→ Supplied data:
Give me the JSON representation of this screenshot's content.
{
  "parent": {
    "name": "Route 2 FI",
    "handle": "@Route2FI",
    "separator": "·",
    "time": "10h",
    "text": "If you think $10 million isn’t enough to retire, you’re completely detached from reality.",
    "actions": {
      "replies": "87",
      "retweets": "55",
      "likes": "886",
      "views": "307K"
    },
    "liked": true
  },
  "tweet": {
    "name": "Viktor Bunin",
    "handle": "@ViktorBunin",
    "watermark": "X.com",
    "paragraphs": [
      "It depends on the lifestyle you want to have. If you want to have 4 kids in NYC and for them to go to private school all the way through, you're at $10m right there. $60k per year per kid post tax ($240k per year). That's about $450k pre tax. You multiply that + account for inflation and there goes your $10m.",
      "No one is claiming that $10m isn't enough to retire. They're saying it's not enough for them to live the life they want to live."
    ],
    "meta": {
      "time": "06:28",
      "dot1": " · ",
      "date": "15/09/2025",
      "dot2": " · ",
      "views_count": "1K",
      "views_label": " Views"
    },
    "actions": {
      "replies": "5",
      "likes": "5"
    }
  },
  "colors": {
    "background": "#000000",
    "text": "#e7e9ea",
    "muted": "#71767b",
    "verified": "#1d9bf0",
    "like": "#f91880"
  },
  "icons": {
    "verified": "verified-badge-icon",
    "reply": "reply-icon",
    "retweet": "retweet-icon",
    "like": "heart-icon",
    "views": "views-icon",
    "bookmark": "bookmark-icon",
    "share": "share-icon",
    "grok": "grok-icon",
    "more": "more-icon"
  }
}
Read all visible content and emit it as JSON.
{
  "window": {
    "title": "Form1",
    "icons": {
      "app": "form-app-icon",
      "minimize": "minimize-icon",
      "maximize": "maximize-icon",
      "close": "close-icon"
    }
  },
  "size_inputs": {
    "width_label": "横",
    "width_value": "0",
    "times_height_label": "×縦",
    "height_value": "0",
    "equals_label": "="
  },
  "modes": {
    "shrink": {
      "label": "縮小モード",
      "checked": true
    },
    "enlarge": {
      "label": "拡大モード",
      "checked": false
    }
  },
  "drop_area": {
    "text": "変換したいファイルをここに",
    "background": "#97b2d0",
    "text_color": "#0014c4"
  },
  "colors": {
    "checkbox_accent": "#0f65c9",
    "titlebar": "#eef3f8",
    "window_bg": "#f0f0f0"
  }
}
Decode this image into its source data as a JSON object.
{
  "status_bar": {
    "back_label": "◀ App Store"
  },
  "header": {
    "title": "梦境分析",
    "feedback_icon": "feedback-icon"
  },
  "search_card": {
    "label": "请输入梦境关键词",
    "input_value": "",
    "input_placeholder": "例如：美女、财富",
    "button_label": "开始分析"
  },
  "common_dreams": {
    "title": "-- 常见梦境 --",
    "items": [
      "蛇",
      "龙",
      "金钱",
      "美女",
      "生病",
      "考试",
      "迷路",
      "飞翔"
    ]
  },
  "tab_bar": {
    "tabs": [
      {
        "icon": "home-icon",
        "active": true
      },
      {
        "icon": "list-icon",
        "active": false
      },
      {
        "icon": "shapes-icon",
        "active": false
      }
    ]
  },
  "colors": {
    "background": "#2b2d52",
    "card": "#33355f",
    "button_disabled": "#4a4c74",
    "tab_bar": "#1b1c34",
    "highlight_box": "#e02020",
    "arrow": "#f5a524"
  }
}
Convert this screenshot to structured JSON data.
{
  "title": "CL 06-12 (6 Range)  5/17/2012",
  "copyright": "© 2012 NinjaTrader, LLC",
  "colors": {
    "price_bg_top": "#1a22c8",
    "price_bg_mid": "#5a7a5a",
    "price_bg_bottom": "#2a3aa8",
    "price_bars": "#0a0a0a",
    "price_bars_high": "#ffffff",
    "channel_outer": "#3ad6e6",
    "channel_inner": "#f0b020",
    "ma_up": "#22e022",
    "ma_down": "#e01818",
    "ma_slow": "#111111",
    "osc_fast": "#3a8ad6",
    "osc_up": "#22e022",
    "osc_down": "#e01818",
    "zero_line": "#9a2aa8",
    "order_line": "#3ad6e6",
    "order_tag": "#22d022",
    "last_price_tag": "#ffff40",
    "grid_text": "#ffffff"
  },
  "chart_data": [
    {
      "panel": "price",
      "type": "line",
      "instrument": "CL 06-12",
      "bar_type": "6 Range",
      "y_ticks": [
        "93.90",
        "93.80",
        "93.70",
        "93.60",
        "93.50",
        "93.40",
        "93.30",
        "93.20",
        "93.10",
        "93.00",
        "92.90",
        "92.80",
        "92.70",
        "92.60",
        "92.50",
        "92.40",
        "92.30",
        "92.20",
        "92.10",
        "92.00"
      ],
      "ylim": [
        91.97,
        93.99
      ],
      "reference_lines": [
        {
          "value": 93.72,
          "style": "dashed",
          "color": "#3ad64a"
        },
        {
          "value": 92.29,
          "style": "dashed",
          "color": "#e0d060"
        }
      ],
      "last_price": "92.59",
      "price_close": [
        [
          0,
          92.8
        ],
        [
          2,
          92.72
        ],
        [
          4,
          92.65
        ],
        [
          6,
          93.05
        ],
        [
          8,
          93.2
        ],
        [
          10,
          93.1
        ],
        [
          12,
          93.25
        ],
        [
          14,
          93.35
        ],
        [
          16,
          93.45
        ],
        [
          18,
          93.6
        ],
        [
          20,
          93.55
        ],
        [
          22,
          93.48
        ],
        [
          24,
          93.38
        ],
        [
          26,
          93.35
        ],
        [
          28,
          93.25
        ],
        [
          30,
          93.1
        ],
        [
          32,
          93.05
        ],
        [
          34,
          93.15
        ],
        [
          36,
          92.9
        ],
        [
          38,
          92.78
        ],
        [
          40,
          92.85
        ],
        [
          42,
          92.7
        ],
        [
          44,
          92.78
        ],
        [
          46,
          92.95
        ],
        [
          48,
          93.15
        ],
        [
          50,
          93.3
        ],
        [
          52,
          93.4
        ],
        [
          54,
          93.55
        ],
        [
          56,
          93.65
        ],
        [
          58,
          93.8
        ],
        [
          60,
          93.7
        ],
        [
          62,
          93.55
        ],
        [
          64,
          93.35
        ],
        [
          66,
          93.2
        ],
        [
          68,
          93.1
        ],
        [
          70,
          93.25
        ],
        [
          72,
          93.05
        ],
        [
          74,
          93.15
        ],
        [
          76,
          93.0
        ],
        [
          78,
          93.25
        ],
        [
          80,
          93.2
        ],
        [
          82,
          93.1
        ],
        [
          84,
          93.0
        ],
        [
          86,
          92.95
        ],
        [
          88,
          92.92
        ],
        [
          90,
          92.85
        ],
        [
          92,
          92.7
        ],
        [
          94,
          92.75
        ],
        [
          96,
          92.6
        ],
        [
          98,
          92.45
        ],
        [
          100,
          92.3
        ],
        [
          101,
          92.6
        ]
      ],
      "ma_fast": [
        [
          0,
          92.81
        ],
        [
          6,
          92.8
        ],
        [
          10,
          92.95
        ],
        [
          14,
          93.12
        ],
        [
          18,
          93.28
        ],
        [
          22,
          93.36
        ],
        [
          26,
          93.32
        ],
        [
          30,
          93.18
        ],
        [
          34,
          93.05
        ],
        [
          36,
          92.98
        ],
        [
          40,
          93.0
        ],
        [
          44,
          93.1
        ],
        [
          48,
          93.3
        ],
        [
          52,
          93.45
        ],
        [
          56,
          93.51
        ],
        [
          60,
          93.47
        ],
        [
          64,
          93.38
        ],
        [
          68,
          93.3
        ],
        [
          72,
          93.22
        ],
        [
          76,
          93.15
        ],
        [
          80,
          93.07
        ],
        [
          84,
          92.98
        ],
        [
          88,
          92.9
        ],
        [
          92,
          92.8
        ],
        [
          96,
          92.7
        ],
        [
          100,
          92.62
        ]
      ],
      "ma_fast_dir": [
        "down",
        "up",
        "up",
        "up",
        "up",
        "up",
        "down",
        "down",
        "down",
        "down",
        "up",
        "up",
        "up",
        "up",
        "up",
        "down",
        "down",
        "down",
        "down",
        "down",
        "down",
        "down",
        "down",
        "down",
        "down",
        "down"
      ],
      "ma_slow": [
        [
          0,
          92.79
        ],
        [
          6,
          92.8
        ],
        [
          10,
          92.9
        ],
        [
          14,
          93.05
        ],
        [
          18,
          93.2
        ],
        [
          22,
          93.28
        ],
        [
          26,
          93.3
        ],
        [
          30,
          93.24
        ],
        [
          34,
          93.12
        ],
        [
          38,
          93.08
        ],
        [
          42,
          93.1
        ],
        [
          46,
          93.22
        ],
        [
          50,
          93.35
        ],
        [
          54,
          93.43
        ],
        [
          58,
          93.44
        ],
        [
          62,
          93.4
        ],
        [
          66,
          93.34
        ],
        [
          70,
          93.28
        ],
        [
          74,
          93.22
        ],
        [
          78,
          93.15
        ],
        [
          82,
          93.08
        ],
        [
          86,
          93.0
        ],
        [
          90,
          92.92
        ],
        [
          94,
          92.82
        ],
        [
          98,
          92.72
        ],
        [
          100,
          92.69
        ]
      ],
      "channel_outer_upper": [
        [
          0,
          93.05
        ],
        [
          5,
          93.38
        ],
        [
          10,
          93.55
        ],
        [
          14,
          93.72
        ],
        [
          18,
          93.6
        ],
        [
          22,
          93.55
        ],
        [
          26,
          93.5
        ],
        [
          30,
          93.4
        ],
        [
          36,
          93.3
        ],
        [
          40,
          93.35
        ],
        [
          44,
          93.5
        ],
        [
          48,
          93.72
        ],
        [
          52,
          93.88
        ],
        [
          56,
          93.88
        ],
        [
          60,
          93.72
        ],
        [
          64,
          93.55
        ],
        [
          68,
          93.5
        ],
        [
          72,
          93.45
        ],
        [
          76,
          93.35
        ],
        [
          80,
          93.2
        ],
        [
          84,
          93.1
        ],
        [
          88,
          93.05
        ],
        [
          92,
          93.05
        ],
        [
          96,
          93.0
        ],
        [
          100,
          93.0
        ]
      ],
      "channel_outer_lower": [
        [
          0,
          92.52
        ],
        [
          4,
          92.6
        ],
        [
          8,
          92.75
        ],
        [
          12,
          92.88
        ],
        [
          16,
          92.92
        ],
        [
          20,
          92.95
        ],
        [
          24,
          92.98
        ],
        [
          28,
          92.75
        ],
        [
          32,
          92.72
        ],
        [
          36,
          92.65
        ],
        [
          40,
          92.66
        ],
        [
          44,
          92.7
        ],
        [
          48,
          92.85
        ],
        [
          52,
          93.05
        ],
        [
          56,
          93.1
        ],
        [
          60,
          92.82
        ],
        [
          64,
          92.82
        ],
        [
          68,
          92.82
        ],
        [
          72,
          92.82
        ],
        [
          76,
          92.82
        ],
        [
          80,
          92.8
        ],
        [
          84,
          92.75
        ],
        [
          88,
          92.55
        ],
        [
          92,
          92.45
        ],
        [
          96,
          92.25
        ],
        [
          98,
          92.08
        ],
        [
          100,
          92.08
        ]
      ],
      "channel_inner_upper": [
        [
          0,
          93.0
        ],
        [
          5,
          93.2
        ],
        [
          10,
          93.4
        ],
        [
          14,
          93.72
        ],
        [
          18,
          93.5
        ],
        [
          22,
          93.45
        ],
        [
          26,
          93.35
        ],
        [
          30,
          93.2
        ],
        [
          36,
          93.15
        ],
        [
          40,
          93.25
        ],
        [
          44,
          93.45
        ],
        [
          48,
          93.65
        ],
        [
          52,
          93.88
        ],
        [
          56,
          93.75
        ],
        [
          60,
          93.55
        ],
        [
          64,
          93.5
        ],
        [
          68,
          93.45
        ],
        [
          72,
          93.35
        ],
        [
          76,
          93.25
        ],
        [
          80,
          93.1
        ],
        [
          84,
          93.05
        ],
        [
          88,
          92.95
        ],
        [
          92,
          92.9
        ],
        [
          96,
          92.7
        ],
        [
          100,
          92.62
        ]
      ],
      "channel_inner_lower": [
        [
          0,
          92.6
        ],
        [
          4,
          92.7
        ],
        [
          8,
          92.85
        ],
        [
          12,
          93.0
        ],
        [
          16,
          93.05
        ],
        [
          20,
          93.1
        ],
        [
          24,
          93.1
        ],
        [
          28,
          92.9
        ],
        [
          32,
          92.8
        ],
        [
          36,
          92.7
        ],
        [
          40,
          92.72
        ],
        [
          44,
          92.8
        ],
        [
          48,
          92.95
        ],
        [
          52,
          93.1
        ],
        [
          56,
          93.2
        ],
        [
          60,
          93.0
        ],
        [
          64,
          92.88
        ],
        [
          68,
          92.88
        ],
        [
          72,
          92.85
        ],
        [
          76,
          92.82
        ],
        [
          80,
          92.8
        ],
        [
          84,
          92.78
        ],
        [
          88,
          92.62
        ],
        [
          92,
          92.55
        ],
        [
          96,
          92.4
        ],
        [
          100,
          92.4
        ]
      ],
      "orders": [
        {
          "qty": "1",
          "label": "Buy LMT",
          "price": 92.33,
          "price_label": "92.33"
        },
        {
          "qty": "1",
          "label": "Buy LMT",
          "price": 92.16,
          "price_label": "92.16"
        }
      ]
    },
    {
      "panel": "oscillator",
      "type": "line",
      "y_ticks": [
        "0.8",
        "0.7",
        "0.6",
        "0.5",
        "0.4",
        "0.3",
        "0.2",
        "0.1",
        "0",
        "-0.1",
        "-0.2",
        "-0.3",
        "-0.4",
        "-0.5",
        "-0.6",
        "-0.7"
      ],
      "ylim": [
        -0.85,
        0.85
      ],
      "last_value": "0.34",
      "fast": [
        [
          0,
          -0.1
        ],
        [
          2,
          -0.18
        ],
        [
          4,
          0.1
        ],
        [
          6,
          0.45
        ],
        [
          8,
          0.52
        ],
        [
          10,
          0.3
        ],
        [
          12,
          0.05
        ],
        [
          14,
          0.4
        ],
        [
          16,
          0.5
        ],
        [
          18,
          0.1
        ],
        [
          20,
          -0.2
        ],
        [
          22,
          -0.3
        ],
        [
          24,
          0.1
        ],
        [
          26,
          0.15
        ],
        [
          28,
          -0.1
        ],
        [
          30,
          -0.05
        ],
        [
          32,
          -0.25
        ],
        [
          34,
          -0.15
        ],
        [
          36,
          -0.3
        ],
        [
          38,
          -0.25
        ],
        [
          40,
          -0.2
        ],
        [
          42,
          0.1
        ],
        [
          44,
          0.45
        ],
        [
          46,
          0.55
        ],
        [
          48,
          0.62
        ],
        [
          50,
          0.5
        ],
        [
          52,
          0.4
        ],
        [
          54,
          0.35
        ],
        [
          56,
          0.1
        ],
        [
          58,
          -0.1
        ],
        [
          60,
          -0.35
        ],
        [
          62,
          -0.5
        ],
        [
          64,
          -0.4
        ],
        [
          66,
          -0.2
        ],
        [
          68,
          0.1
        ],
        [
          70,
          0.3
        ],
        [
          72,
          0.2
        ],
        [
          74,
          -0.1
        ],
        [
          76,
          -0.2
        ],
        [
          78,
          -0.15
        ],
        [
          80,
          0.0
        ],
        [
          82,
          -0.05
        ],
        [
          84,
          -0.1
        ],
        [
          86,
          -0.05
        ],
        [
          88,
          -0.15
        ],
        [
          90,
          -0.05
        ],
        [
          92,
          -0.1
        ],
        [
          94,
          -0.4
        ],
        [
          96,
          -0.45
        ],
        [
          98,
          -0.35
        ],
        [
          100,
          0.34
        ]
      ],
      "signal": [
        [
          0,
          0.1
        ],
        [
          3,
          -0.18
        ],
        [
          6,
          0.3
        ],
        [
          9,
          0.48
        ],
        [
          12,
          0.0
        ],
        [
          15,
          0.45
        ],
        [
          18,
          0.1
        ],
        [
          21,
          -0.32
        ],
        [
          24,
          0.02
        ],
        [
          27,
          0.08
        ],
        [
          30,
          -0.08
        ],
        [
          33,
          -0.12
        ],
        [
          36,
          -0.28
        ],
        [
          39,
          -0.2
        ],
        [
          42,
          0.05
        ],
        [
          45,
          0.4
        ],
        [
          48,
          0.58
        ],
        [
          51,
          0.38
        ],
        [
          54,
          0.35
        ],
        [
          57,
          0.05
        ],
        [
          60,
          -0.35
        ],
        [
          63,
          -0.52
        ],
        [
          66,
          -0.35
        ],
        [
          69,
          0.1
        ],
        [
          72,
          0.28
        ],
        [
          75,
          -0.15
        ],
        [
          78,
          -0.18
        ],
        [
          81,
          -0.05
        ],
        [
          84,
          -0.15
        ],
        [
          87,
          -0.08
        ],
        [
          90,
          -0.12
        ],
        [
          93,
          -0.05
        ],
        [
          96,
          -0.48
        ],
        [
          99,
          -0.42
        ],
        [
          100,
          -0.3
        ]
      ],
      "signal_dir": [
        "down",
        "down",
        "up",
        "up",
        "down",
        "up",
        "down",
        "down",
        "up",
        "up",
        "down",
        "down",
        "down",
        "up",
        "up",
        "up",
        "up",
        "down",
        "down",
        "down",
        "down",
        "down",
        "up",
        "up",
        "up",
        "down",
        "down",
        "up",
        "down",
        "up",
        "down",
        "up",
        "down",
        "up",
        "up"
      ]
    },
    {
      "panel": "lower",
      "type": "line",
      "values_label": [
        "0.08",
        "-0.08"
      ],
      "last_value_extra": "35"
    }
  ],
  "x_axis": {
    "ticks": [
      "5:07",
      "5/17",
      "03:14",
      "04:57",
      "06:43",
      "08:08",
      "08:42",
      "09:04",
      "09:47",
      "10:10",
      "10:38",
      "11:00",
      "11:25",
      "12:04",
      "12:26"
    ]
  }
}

→ Objective:
Extract all lines that hold the word "handle".

→ Response to the task:
    "handle": "@Route2FI",
    "handle": "@ViktorBunin",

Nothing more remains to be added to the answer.